**What is required**
Write out every record in full, exactly as written, please.

**Data listing**
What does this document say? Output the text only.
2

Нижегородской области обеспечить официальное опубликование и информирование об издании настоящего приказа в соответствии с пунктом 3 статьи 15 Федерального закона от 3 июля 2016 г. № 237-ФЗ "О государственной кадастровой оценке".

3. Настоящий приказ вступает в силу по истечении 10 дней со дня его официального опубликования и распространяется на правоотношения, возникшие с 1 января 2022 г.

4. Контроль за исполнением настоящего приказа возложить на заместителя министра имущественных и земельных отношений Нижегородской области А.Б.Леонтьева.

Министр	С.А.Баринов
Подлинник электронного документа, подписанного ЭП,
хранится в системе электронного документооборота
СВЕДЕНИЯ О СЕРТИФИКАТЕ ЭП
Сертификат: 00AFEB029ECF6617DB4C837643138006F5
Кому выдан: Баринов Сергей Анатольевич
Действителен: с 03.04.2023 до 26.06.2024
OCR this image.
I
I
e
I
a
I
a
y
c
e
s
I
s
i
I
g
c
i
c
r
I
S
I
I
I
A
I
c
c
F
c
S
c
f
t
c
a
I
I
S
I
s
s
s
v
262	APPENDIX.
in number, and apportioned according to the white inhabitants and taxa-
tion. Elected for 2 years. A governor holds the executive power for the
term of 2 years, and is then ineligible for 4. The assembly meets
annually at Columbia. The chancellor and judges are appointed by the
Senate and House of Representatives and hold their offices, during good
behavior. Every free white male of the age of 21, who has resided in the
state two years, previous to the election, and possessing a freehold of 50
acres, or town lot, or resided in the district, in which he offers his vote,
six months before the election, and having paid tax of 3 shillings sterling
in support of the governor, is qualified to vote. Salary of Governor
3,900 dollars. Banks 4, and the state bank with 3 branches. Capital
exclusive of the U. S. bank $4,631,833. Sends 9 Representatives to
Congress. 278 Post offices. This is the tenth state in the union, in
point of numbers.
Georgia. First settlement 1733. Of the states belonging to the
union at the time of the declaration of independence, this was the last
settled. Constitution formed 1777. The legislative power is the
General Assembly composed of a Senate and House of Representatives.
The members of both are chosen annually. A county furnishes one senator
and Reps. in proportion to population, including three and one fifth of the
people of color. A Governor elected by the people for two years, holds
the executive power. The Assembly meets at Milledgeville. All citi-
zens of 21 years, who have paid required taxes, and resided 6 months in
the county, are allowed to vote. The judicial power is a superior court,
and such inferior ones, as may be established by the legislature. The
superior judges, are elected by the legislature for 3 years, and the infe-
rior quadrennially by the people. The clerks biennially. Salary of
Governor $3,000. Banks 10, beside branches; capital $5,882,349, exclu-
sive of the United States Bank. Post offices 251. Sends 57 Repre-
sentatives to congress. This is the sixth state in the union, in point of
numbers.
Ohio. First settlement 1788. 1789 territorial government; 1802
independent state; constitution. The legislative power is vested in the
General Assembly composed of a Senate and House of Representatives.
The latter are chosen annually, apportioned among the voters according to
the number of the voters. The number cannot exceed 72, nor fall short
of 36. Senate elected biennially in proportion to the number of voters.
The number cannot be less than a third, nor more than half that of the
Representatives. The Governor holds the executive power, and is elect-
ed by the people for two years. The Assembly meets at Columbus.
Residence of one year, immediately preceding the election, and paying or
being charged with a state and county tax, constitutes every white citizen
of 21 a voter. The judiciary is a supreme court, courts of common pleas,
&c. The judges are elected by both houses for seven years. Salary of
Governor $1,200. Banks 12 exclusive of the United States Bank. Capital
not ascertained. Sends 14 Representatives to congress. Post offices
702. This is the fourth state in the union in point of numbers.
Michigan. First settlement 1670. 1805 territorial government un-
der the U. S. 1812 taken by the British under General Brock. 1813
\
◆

**Result of the exercise**
What does this document say? Output the text only.
2

Нижегородской области обеспечить официальное опубликование и информирование об издании настоящего приказа в соответствии с пунктом 3 статьи 15 Федерального закона от 3 июля 2016 г. № 237-ФЗ "О государственной кадастровой оценке".

3. Настоящий приказ вступает в силу по истечении 10 дней со дня его официального опубликования и распространяется на правоотношения, возникшие с 1 января 2022 г.

4. Контроль за исполнением настоящего приказа возложить на заместителя министра имущественных и земельных отношений Нижегородской области А.Б.Леонтьева.

Министр	С.А.Баринов
Подлинник электронного документа, подписанного ЭП,
хранится в системе электронного документооборота
СВЕДЕНИЯ О СЕРТИФИКАТЕ ЭП
Сертификат: 00AFEB029ECF6617DB4C837643138006F5
Кому выдан: Баринов Сергей Анатольевич
Действителен: с 03.04.2023 до 26.06.2024
OCR this image.
I
I
e
I
a
I
a
y
c
e
s
I
s
i
I
g
c
i
c
r
I
S
I
I
I
A
I
c
c
F
c
S
c
f
t
c
a
I
I
S
I
s
s
s
v
262	APPENDIX.
in number, and apportioned according to the white inhabitants and taxa-
tion. Elected for 2 years. A governor holds the executive power for the
term of 2 years, and is then ineligible for 4. The assembly meets
annually at Columbia. The chancellor and judges are appointed by the
Senate and House of Representatives and hold their offices, during good
behavior. Every free white male of the age of 21, who has resided in the
state two years, previous to the election, and possessing a freehold of 50
acres, or town lot, or resided in the district, in which he offers his vote,
six months before the election, and having paid tax of 3 shillings sterling
in support of the governor, is qualified to vote. Salary of Governor
3,900 dollars. Banks 4, and the state bank with 3 branches. Capital
exclusive of the U. S. bank $4,631,833. Sends 9 Representatives to
Congress. 278 Post offices. This is the tenth state in the union, in
point of numbers.
Georgia. First settlement 1733. Of the states belonging to the
union at the time of the declaration of independence, this was the last
settled. Constitution formed 1777. The legislative power is the
General Assembly composed of a Senate and House of Representatives.
The members of both are chosen annually. A county furnishes one senator
and Reps. in proportion to population, including three and one fifth of the
people of color. A Governor elected by the people for two years, holds
the executive power. The Assembly meets at Milledgeville. All citi-
zens of 21 years, who have paid required taxes, and resided 6 months in
the county, are allowed to vote. The judicial power is a superior court,
and such inferior ones, as may be established by the legislature. The
superior judges, are elected by the legislature for 3 years, and the infe-
rior quadrennially by the people. The clerks biennially. Salary of
Governor $3,000. Banks 10, beside branches; capital $5,882,349, exclu-
sive of the United States Bank. Post offices 251. Sends 57 Repre-
sentatives to congress. This is the sixth state in the union, in point of
numbers.
Ohio. First settlement 1788. 1789 territorial government; 1802
independent state; constitution. The legislative power is vested in the
General Assembly composed of a Senate and House of Representatives.
The latter are chosen annually, apportioned among the voters according to
the number of the voters. The number cannot exceed 72, nor fall short
of 36. Senate elected biennially in proportion to the number of voters.
The number cannot be less than a third, nor more than half that of the
Representatives. The Governor holds the executive power, and is elect-
ed by the people for two years. The Assembly meets at Columbus.
Residence of one year, immediately preceding the election, and paying or
being charged with a state and county tax, constitutes every white citizen
of 21 a voter. The judiciary is a supreme court, courts of common pleas,
&c. The judges are elected by both houses for seven years. Salary of
Governor $1,200. Banks 12 exclusive of the United States Bank. Capital
not ascertained. Sends 14 Representatives to congress. Post offices
702. This is the fourth state in the union in point of numbers.
Michigan. First settlement 1670. 1805 territorial government un-
der the U. S. 1812 taken by the British under General Brock. 1813
\
◆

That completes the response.